▸ **本文**
□ □ □ □

30歳、プロ野球を3度クビになった男の波乱曲折 引退の中後悠平、横浜DeNAで始める次の人生
一人の社会人として新たなスタートを切る中後悠平
待ち合わせたのは横須賀中央駅。年末恒例となったこの取材も4回目となった。ただ今回はちょっと事情が違う。彼はもう、プロ野球選手ではない。一人の社会人として新たな人生を歩みだそうとしていた。
「お待たせしました! 実はさっきまでパソコン教室に行ってきたんですよ」
聞けばこの日が受講初日だという。今後の仕事のために自主的に通うことにした。
「もう基礎中の基礎からですよ。パソコンのボタンの名前とか、部品の名前とか。エクセルやワードやパワーポイントとか、聞いたことがあるだけで触ったことなかったですから。自分で決めたのに、今日のパソコン教室でさえ行くのが憂鬱だったんですよ(苦笑)。でも、百八十度違う人生を歩むんだから、パソコンくらい出来なきゃいけませんからね」
現役引退を発表してから約1カ月。改めてどんな心境なのだろうか。

□ □ □ □

▸ **データ内容**

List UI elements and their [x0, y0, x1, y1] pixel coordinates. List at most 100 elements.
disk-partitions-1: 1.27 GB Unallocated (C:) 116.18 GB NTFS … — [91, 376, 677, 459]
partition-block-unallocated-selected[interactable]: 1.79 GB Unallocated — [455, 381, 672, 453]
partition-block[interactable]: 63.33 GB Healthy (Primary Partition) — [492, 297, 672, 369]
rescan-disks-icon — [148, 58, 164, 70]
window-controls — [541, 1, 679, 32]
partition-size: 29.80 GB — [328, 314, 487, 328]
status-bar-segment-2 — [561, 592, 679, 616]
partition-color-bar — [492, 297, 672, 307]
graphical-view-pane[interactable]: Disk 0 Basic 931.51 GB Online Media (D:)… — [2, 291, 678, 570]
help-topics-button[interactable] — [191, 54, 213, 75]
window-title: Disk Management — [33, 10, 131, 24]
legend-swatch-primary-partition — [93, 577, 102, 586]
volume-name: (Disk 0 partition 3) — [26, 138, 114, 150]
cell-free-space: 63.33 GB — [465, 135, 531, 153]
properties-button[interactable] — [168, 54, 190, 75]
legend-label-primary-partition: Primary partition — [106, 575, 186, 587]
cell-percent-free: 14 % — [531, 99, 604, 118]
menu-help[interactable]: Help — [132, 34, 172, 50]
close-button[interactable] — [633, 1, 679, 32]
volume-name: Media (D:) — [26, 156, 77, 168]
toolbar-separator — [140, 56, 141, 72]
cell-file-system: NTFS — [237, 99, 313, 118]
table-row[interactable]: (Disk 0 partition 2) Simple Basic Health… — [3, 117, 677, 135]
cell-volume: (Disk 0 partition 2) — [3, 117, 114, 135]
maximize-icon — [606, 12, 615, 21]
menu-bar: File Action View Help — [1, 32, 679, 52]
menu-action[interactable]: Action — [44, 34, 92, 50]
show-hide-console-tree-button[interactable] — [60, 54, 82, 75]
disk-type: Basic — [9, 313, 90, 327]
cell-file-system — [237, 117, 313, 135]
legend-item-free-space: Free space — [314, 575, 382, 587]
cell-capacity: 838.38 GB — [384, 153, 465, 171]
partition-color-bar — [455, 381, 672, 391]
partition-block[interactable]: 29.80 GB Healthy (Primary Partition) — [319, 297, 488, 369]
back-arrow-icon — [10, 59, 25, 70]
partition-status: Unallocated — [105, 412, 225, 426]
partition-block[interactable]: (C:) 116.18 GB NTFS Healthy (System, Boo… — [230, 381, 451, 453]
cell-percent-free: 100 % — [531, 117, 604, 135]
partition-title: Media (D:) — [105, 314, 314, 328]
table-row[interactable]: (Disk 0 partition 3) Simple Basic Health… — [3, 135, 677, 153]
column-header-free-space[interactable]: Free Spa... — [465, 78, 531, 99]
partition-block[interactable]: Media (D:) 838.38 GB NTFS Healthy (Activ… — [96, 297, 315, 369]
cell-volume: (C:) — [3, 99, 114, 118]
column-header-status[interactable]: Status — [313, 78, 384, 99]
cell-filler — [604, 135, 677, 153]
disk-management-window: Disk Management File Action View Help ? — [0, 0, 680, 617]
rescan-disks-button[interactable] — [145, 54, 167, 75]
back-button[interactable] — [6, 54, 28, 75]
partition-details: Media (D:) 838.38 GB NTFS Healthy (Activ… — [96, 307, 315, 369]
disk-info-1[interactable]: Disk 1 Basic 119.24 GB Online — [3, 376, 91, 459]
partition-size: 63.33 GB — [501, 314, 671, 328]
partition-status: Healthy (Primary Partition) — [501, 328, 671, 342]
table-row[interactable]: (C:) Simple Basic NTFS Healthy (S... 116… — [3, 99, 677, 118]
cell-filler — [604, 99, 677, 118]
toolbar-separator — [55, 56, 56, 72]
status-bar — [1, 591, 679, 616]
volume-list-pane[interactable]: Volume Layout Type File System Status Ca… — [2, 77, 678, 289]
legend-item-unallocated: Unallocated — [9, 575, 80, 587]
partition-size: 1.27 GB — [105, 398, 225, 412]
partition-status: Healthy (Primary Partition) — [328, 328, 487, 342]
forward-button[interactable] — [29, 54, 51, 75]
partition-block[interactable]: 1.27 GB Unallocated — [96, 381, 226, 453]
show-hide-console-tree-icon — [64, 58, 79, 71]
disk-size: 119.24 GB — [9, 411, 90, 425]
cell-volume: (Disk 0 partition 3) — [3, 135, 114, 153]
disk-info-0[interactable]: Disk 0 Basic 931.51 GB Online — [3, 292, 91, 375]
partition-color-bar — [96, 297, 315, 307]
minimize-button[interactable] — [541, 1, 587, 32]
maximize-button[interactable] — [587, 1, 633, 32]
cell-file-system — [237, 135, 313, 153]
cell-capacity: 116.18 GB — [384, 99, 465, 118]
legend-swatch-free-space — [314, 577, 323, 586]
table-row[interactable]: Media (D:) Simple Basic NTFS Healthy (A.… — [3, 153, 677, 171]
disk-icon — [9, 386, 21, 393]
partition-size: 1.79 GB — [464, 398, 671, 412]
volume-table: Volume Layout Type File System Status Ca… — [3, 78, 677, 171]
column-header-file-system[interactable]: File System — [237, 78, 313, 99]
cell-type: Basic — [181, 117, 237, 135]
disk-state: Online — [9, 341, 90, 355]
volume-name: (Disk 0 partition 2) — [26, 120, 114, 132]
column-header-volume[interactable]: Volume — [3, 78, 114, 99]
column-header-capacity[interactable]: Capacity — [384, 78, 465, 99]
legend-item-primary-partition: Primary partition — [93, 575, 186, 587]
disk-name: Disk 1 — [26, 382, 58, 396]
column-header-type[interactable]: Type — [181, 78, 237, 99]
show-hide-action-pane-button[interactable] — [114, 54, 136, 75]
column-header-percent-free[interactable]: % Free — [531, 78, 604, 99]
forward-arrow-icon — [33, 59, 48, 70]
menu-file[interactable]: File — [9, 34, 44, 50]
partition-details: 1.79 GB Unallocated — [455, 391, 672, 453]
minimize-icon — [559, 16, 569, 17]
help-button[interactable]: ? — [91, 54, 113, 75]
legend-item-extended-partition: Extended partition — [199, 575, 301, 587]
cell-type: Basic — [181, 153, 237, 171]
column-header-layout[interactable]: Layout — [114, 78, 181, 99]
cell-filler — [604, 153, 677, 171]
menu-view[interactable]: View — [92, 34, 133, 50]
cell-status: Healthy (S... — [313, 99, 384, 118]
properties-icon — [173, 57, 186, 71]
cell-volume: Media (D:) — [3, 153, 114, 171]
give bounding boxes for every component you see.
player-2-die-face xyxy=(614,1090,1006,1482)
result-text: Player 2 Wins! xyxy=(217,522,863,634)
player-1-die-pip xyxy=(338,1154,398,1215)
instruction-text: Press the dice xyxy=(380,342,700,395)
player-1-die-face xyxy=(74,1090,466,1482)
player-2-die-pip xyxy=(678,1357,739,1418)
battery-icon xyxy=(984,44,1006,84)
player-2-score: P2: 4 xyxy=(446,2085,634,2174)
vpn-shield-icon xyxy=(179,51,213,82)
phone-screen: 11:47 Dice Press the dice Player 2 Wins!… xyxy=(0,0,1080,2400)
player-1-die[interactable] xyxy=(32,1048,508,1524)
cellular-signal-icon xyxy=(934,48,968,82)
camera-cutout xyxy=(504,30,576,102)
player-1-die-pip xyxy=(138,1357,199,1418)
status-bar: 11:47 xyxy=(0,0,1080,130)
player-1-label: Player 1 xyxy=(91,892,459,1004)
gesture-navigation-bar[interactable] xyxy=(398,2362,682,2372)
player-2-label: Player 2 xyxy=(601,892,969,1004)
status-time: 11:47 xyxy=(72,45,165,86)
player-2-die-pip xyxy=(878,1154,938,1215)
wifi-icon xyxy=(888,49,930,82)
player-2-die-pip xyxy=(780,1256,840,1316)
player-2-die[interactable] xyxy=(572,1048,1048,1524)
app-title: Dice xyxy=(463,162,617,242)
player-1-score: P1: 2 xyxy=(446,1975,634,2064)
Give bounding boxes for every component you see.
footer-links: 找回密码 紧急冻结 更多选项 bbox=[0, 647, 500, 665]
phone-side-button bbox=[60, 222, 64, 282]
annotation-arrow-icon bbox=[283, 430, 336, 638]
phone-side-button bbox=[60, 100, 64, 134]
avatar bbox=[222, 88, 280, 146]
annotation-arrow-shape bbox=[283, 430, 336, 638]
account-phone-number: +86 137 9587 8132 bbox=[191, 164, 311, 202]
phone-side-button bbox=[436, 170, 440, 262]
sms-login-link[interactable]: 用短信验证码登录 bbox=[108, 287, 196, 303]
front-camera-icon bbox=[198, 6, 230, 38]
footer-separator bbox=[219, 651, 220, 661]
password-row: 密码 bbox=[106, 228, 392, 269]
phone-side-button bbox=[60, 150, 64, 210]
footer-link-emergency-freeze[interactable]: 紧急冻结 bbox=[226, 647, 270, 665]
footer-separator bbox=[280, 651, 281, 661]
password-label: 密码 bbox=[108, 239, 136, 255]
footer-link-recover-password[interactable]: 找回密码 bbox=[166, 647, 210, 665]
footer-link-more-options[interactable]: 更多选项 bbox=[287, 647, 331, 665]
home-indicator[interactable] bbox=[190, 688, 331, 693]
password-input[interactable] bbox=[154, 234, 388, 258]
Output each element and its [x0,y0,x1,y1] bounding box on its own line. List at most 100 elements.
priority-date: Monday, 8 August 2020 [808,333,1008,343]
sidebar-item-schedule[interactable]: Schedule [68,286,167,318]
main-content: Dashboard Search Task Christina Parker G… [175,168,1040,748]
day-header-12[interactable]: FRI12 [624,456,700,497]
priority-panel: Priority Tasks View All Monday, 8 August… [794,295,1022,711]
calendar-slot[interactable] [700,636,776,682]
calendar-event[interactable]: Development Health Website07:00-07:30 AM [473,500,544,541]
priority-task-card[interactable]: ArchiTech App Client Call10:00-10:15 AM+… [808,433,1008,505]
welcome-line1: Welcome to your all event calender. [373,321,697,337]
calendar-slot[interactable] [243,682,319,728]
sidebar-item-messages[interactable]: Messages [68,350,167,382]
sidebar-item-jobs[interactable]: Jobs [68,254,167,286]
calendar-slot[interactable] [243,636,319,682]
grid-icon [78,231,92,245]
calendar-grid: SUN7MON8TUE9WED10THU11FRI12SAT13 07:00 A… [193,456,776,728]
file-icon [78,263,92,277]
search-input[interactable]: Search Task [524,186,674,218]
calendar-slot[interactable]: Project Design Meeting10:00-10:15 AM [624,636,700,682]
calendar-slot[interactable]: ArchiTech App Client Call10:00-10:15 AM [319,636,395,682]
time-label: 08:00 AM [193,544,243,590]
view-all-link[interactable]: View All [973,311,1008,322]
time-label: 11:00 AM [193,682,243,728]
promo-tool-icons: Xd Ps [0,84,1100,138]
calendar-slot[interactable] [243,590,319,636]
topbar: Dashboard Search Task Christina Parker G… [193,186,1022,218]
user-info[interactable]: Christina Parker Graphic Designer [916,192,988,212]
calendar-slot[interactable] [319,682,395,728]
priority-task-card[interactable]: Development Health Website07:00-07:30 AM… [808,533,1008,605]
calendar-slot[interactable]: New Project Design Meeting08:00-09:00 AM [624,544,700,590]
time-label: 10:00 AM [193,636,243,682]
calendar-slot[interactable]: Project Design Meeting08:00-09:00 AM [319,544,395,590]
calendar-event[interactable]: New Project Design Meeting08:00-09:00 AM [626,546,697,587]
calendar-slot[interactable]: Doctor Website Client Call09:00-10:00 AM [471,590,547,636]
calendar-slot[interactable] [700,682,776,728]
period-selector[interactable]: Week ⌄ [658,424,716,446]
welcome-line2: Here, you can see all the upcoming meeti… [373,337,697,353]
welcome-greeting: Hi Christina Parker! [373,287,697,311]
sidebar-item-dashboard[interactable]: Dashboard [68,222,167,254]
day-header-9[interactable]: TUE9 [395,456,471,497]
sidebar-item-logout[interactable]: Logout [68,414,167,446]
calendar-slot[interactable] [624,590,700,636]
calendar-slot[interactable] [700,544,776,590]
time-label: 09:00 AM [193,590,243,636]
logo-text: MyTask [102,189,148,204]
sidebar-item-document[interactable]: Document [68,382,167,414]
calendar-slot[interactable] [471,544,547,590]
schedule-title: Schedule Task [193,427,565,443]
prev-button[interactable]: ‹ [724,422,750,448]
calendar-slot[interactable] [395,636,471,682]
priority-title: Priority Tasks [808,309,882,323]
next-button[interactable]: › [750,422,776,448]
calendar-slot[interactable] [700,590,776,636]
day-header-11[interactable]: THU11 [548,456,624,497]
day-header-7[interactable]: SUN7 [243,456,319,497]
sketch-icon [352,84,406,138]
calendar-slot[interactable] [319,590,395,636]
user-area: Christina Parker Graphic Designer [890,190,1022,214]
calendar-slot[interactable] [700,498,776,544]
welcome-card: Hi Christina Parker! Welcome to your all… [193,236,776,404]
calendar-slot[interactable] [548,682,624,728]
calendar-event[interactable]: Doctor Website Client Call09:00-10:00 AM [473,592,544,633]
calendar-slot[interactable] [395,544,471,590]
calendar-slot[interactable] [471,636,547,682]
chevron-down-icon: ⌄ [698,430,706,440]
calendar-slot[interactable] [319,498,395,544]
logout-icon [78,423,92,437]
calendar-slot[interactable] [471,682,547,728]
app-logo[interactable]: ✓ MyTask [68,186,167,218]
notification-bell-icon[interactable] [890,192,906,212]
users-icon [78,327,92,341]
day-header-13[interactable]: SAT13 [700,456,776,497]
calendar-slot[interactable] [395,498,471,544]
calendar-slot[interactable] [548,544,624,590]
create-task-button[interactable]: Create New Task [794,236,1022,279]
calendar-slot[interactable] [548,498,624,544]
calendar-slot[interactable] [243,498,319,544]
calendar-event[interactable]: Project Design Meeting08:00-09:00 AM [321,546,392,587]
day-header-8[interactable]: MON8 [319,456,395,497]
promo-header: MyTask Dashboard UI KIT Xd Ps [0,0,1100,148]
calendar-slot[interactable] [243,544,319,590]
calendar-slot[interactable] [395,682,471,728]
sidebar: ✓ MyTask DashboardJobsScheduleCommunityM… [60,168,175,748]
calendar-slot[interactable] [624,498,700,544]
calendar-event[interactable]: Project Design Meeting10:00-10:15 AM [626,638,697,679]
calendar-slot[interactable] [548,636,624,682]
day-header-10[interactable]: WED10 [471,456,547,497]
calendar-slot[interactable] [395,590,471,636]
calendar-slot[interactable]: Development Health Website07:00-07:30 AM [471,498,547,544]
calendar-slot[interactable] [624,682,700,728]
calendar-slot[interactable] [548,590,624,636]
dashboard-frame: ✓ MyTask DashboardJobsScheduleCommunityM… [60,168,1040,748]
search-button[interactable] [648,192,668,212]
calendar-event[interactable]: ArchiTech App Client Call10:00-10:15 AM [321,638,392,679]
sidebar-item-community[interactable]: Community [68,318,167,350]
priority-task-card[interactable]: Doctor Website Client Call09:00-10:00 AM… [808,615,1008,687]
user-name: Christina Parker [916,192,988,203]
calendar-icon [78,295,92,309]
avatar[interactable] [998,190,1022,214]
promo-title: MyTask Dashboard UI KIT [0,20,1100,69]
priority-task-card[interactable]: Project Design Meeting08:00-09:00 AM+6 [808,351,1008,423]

□ □ □ □

▸ **指示**
本文のうち、「30歳、プロ野球を3度クビに」を含む言葉で始まり「現役引退を発表してから約1カ月。改めてどんな心境なのだろうか。」で終わるところを、一字も変えずにもう一度書き出してください。 上のエントリーは、本文とは関係がありません。

▸ **作業結果**
30歳、プロ野球を3度クビになった男の波乱曲折 引退の中後悠平、横浜DeNAで始める次の人生
一人の社会人として新たなスタートを切る中後悠平
待ち合わせたのは横須賀中央駅。年末恒例となったこの取材も4回目となった。ただ今回はちょっと事情が違う。彼はもう、プロ野球選手ではない。一人の社会人として新たな人生を歩みだそうとしていた。
「お待たせしました! 実はさっきまでパソコン教室に行ってきたんですよ」
聞けばこの日が受講初日だという。今後の仕事のために自主的に通うことにした。
「もう基礎中の基礎からですよ。パソコンのボタンの名前とか、部品の名前とか。エクセルやワードやパワーポイントとか、聞いたことがあるだけで触ったことなかったですから。自分で決めたのに、今日のパソコン教室でさえ行くのが憂鬱だったんですよ(苦笑)。でも、百八十度違う人生を歩むんだから、パソコンくらい出来なきゃいけませんからね」
現役引退を発表してから約1カ月。改めてどんな心境なのだろうか。